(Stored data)
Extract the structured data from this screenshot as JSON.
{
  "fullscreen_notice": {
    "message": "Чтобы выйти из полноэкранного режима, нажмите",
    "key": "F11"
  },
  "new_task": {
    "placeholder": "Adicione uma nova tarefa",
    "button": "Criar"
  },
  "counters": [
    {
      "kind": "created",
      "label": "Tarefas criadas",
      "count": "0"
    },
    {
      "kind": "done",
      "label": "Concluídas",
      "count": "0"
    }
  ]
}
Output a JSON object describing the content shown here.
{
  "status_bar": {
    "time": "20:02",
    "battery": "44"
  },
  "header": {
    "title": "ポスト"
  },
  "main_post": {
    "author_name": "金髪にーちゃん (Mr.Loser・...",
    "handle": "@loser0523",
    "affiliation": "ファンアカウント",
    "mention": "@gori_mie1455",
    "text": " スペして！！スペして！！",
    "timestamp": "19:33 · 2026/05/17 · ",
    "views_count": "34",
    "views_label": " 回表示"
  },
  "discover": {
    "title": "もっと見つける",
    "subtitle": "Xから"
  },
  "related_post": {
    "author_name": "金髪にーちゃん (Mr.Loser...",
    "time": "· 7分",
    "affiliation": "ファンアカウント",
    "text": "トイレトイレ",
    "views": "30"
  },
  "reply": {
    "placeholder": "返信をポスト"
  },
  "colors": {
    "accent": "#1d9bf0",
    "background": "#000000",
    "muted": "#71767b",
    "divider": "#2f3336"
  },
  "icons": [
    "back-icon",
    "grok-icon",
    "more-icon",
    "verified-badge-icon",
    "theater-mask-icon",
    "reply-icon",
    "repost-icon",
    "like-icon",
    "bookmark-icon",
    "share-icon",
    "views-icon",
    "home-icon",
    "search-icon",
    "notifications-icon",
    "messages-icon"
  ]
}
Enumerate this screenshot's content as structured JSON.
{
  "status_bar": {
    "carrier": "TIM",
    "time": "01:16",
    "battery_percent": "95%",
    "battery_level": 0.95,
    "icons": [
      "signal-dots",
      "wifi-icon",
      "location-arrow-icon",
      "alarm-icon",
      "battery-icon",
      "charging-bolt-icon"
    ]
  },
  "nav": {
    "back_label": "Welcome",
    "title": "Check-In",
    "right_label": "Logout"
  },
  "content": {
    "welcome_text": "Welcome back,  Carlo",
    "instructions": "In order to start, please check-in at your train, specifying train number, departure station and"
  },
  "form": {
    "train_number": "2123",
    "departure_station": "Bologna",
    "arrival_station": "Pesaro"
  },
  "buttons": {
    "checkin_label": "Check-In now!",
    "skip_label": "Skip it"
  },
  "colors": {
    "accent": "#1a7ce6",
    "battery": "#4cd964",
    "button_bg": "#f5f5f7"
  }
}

■ **EXERCISE BRIEF**
Find every line of the data that holds the string "structured", then say how many there are and nothing else.

■ **PROBLEM SOLUTION**
2